(Figure record listings)

'''

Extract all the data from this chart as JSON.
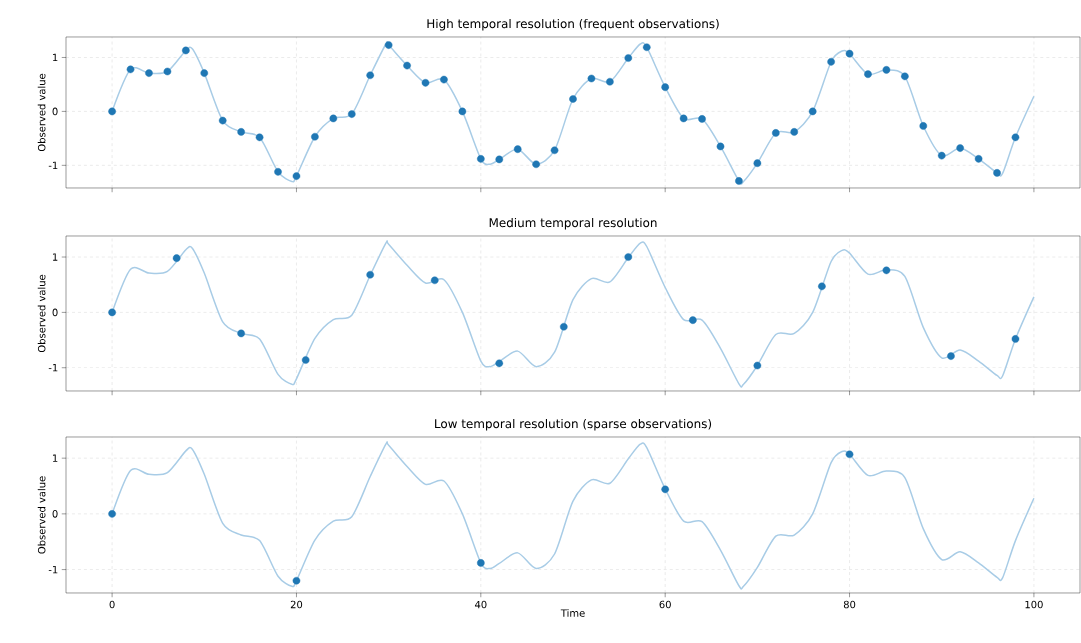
{
  "chart_data": [
    {
      "type": "scatter",
      "title": "High temporal resolution (frequent observations)",
      "ylabel": "Observed value",
      "xlim": [
        -5,
        105
      ],
      "ylim": [
        -1.42,
        1.38
      ],
      "xticks": [
        0,
        20,
        40,
        60,
        80,
        100
      ],
      "yticks": [
        -1,
        0,
        1
      ],
      "grid": true,
      "tick_labels": "y",
      "series": [
        {
          "type": "line",
          "marker": "none",
          "color": "#a8cce6",
          "x": [
            0,
            2,
            4,
            6,
            8,
            8.7,
            10,
            12,
            14,
            16,
            18,
            19.5,
            20,
            22,
            24,
            26,
            28,
            29.7,
            30,
            32,
            34,
            36,
            38,
            40,
            41,
            42,
            44,
            46,
            48,
            50,
            52,
            54,
            56,
            57.3,
            58,
            60,
            62,
            64,
            66,
            68,
            68.5,
            70,
            72,
            74,
            76,
            78,
            79.2,
            80,
            82,
            84,
            86,
            88,
            90,
            92,
            94,
            96,
            96.6,
            98,
            100
          ],
          "values": [
            0,
            0.78,
            0.71,
            0.74,
            1.13,
            1.16,
            0.71,
            -0.17,
            -0.38,
            -0.48,
            -1.12,
            -1.3,
            -1.2,
            -0.47,
            -0.13,
            -0.05,
            0.67,
            1.25,
            1.23,
            0.85,
            0.53,
            0.59,
            0,
            -0.88,
            -0.98,
            -0.89,
            -0.7,
            -0.98,
            -0.72,
            0.23,
            0.61,
            0.55,
            0.99,
            1.25,
            1.19,
            0.45,
            -0.13,
            -0.14,
            -0.65,
            -1.29,
            -1.3,
            -0.96,
            -0.4,
            -0.38,
            0,
            0.92,
            1.12,
            1.07,
            0.69,
            0.77,
            0.65,
            -0.27,
            -0.82,
            -0.68,
            -0.88,
            -1.14,
            -1.15,
            -0.48,
            0.28
          ]
        },
        {
          "marker": "circle",
          "color": "#1f77b4",
          "x": [
            0,
            2,
            4,
            6,
            8,
            10,
            12,
            14,
            16,
            18,
            20,
            22,
            24,
            26,
            28,
            30,
            32,
            34,
            36,
            38,
            40,
            42,
            44,
            46,
            48,
            50,
            52,
            54,
            56,
            58,
            60,
            62,
            64,
            66,
            68,
            70,
            72,
            74,
            76,
            78,
            80,
            82,
            84,
            86,
            88,
            90,
            92,
            94,
            96,
            98
          ],
          "values": [
            0,
            0.78,
            0.71,
            0.74,
            1.13,
            0.71,
            -0.17,
            -0.38,
            -0.48,
            -1.12,
            -1.2,
            -0.47,
            -0.13,
            -0.05,
            0.67,
            1.23,
            0.85,
            0.53,
            0.59,
            0,
            -0.88,
            -0.89,
            -0.7,
            -0.98,
            -0.72,
            0.23,
            0.61,
            0.55,
            0.99,
            1.19,
            0.45,
            -0.13,
            -0.14,
            -0.65,
            -1.29,
            -0.96,
            -0.4,
            -0.38,
            0,
            0.92,
            1.07,
            0.69,
            0.77,
            0.65,
            -0.27,
            -0.82,
            -0.68,
            -0.88,
            -1.14,
            -0.48
          ]
        }
      ]
    },
    {
      "type": "scatter",
      "title": "Medium temporal resolution",
      "ylabel": "Observed value",
      "xlim": [
        -5,
        105
      ],
      "ylim": [
        -1.42,
        1.38
      ],
      "xticks": [
        0,
        20,
        40,
        60,
        80,
        100
      ],
      "yticks": [
        -1,
        0,
        1
      ],
      "grid": true,
      "tick_labels": "y",
      "series": [
        {
          "type": "line",
          "marker": "none",
          "color": "#a8cce6",
          "x": [
            0,
            2,
            4,
            6,
            8,
            8.7,
            10,
            12,
            14,
            16,
            18,
            19.5,
            20,
            22,
            24,
            26,
            28,
            29.7,
            30,
            32,
            34,
            36,
            38,
            40,
            41,
            42,
            44,
            46,
            48,
            50,
            52,
            54,
            56,
            57.3,
            58,
            60,
            62,
            64,
            66,
            68,
            68.5,
            70,
            72,
            74,
            76,
            78,
            79.2,
            80,
            82,
            84,
            86,
            88,
            90,
            92,
            94,
            96,
            96.6,
            98,
            100
          ],
          "values": [
            0,
            0.78,
            0.71,
            0.74,
            1.13,
            1.16,
            0.71,
            -0.17,
            -0.38,
            -0.48,
            -1.12,
            -1.3,
            -1.2,
            -0.47,
            -0.13,
            -0.05,
            0.67,
            1.25,
            1.23,
            0.85,
            0.53,
            0.59,
            0,
            -0.88,
            -0.98,
            -0.89,
            -0.7,
            -0.98,
            -0.72,
            0.23,
            0.61,
            0.55,
            0.99,
            1.25,
            1.19,
            0.45,
            -0.13,
            -0.14,
            -0.65,
            -1.29,
            -1.3,
            -0.96,
            -0.4,
            -0.38,
            0,
            0.92,
            1.12,
            1.07,
            0.69,
            0.77,
            0.65,
            -0.27,
            -0.82,
            -0.68,
            -0.88,
            -1.14,
            -1.15,
            -0.48,
            0.28
          ]
        },
        {
          "marker": "circle",
          "color": "#1f77b4",
          "x": [
            0,
            7,
            14,
            21,
            28,
            35,
            42,
            49,
            56,
            63,
            70,
            77,
            84,
            91,
            98
          ],
          "values": [
            0,
            0.98,
            -0.38,
            -0.86,
            0.68,
            0.58,
            -0.92,
            -0.26,
            1.0,
            -0.14,
            -0.96,
            0.47,
            0.76,
            -0.79,
            -0.48
          ]
        }
      ]
    },
    {
      "type": "scatter",
      "title": "Low temporal resolution (sparse observations)",
      "xlabel": "Time",
      "ylabel": "Observed value",
      "xlim": [
        -5,
        105
      ],
      "ylim": [
        -1.42,
        1.38
      ],
      "xticks": [
        0,
        20,
        40,
        60,
        80,
        100
      ],
      "yticks": [
        -1,
        0,
        1
      ],
      "grid": true,
      "series": [
        {
          "type": "line",
          "marker": "none",
          "color": "#a8cce6",
          "x": [
            0,
            2,
            4,
            6,
            8,
            8.7,
            10,
            12,
            14,
            16,
            18,
            19.5,
            20,
            22,
            24,
            26,
            28,
            29.7,
            30,
            32,
            34,
            36,
            38,
            40,
            41,
            42,
            44,
            46,
            48,
            50,
            52,
            54,
            56,
            57.3,
            58,
            60,
            62,
            64,
            66,
            68,
            68.5,
            70,
            72,
            74,
            76,
            78,
            79.2,
            80,
            82,
            84,
            86,
            88,
            90,
            92,
            94,
            96,
            96.6,
            98,
            100
          ],
          "values": [
            0,
            0.78,
            0.71,
            0.74,
            1.13,
            1.16,
            0.71,
            -0.17,
            -0.38,
            -0.48,
            -1.12,
            -1.3,
            -1.2,
            -0.47,
            -0.13,
            -0.05,
            0.67,
            1.25,
            1.23,
            0.85,
            0.53,
            0.59,
            0,
            -0.88,
            -0.98,
            -0.89,
            -0.7,
            -0.98,
            -0.72,
            0.23,
            0.61,
            0.55,
            0.99,
            1.25,
            1.19,
            0.45,
            -0.13,
            -0.14,
            -0.65,
            -1.29,
            -1.3,
            -0.96,
            -0.4,
            -0.38,
            0,
            0.92,
            1.12,
            1.07,
            0.69,
            0.77,
            0.65,
            -0.27,
            -0.82,
            -0.68,
            -0.88,
            -1.14,
            -1.15,
            -0.48,
            0.28
          ]
        },
        {
          "marker": "circle",
          "color": "#1f77b4",
          "x": [
            0,
            20,
            40,
            60,
            80
          ],
          "values": [
            0,
            -1.2,
            -0.88,
            0.44,
            1.07
          ]
        }
      ]
    }
  ]
}
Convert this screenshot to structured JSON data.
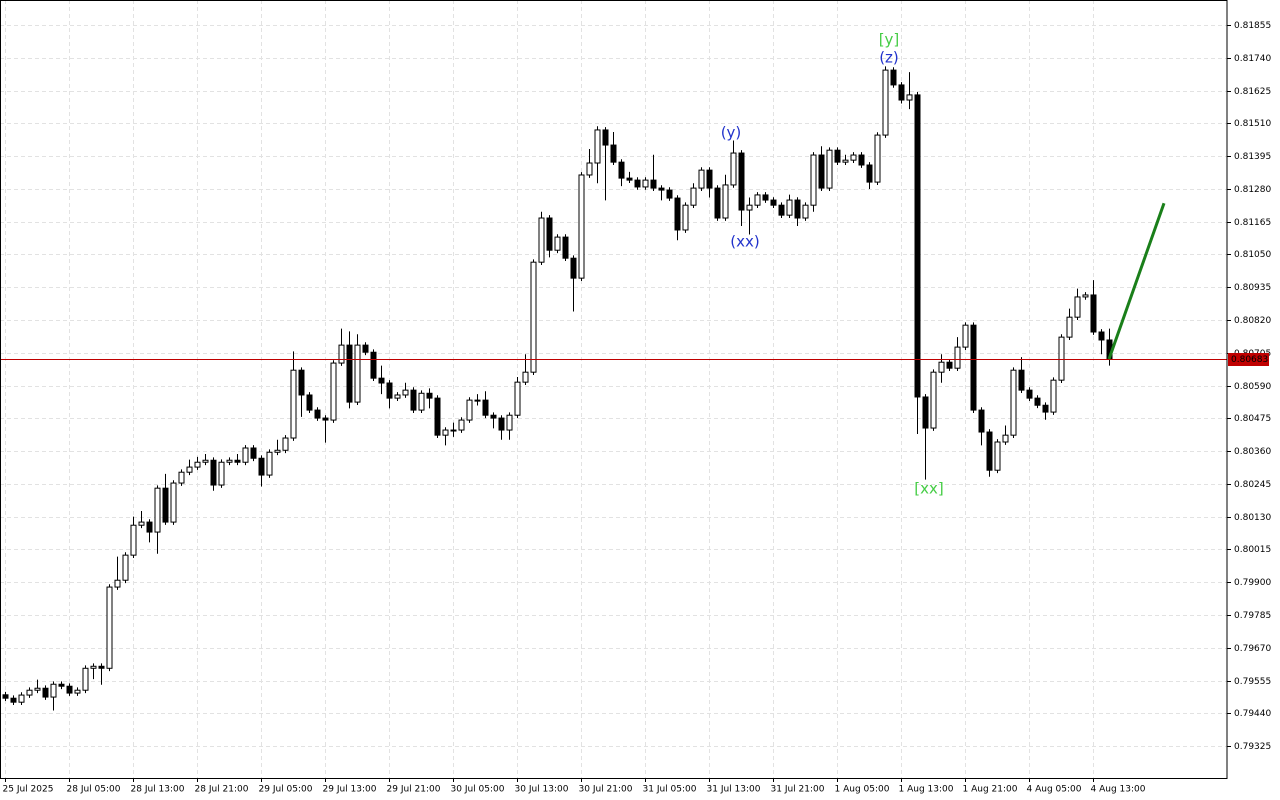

'''

Short task
From the records above, pull out each line that has "resolution".

Answer for this exercise
      "title": "High temporal resolution (frequent observations)",
      "title": "Medium temporal resolution",
      "title": "Low temporal resolution (sparse observations)",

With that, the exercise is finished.